(Beginning of DATA SECTION)
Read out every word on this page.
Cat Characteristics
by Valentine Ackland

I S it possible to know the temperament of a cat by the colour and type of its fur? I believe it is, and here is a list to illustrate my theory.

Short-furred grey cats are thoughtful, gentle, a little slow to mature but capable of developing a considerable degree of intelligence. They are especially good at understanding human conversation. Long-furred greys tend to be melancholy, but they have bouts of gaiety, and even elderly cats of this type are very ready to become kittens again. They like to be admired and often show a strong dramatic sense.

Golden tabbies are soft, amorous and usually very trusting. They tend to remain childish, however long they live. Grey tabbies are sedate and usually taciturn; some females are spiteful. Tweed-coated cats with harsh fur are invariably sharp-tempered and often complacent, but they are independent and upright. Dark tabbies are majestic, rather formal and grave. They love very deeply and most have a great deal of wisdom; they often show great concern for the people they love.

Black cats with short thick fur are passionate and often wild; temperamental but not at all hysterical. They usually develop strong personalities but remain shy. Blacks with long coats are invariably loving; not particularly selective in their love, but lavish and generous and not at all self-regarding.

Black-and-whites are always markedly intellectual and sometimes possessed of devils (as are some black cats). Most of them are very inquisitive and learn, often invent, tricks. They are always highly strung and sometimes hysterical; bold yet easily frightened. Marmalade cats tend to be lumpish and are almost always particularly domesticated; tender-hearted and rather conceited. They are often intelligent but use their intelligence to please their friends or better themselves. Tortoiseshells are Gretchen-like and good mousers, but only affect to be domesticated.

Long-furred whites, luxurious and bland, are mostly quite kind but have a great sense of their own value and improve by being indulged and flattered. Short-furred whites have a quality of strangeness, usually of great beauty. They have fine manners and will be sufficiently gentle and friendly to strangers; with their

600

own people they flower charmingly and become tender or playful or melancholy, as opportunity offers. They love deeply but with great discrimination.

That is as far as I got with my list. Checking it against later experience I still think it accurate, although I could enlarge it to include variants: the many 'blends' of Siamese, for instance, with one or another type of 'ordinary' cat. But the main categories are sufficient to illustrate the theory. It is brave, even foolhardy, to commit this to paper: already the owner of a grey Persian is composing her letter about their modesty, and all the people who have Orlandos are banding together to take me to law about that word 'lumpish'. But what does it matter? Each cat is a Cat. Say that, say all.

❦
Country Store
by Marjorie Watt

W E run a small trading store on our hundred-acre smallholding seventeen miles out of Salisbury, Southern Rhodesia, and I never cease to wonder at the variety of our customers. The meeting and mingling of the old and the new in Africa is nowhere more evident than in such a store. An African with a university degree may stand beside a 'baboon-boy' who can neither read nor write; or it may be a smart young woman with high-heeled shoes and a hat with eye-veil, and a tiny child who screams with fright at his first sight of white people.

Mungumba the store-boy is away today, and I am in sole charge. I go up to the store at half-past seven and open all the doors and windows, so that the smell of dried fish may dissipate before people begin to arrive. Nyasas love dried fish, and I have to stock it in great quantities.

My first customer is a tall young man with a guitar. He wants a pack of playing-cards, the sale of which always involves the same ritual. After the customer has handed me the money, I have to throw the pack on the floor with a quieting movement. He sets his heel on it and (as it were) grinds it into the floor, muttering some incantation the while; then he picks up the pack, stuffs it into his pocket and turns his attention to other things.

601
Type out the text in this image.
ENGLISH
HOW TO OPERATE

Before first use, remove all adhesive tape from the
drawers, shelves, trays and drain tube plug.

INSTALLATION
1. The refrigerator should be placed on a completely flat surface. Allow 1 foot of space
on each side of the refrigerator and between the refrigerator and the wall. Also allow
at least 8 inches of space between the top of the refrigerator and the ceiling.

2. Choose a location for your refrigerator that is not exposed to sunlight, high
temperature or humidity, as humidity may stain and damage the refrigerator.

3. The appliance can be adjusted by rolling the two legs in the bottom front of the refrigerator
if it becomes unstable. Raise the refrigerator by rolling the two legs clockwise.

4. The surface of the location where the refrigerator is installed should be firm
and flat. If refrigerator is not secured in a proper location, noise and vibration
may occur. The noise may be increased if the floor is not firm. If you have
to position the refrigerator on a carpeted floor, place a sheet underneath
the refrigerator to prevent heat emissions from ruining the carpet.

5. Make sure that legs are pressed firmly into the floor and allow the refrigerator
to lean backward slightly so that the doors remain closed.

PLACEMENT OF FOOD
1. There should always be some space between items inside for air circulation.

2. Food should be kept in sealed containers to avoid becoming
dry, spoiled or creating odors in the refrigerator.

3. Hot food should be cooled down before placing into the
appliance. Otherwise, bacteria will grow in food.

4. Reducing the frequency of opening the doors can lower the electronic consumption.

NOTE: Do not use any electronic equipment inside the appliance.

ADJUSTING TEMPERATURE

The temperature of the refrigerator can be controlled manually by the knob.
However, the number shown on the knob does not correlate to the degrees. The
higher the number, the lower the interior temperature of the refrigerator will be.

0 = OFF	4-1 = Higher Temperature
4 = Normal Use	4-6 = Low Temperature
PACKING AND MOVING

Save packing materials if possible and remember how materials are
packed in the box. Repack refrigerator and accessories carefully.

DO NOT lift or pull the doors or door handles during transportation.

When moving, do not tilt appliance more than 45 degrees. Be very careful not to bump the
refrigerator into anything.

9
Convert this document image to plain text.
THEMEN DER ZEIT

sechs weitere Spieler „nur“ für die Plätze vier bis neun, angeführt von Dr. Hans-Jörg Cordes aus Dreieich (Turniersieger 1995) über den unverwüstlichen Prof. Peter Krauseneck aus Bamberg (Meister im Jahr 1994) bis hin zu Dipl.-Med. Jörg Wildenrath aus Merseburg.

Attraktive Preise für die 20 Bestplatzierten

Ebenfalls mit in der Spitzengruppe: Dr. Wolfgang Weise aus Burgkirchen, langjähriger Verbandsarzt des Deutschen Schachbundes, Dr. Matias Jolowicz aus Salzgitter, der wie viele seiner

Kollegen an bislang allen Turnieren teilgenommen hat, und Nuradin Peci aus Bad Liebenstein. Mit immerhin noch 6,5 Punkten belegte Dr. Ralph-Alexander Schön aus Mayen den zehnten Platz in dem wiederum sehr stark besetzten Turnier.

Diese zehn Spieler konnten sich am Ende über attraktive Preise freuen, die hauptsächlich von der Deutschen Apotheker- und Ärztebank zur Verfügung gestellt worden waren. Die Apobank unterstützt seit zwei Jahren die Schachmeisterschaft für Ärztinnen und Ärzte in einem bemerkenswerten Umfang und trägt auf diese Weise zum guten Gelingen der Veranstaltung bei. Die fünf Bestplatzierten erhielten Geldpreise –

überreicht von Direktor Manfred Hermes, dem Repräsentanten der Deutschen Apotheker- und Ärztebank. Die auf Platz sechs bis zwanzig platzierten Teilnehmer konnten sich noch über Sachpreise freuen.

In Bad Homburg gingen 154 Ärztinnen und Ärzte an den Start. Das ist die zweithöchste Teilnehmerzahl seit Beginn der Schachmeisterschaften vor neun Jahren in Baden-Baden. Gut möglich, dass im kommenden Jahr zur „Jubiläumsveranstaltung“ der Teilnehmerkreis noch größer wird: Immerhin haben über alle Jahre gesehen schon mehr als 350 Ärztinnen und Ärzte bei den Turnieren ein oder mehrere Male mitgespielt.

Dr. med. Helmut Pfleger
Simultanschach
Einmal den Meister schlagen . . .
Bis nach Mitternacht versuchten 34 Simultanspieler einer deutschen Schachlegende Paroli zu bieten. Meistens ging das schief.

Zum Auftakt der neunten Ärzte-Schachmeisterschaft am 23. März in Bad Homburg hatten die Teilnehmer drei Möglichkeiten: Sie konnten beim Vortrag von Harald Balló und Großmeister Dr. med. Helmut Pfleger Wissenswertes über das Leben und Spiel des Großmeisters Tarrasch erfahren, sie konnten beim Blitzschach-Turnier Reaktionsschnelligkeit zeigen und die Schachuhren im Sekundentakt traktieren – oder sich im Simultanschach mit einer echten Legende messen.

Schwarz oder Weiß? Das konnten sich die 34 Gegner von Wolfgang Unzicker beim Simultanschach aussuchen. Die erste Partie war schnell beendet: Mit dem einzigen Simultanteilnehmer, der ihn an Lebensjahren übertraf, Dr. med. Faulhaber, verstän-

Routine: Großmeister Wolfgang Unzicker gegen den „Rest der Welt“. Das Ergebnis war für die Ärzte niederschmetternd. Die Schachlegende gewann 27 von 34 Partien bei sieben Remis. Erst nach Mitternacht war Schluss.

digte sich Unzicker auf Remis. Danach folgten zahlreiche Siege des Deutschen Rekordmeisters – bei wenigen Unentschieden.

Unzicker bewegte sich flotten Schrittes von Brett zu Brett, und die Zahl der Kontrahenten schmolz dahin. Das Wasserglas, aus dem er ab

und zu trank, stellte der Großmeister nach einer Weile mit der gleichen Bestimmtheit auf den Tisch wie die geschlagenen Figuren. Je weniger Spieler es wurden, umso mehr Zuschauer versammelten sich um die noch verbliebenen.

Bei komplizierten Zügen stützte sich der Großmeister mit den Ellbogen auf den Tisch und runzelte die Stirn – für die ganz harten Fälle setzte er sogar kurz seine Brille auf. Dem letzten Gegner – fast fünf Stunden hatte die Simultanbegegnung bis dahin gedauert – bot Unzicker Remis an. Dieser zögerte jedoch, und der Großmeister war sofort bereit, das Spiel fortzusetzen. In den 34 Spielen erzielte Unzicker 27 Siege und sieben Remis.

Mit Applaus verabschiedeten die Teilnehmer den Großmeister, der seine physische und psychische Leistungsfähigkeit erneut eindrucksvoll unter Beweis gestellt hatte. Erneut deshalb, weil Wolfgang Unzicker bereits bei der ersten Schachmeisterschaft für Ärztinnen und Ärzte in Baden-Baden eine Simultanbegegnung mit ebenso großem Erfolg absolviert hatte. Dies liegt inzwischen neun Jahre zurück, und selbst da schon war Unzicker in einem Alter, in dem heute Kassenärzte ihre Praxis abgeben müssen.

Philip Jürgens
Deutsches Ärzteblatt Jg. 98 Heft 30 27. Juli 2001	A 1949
(End of DATA SECTION)
■ EXERCISE GOAL: Which of the lines above carry the string "from"? Copy every one.

■ RESULT OF THE TASK:
Before first use, remove all adhesive tape from the
the refrigerator to prevent heat emissions from ruining the carpet.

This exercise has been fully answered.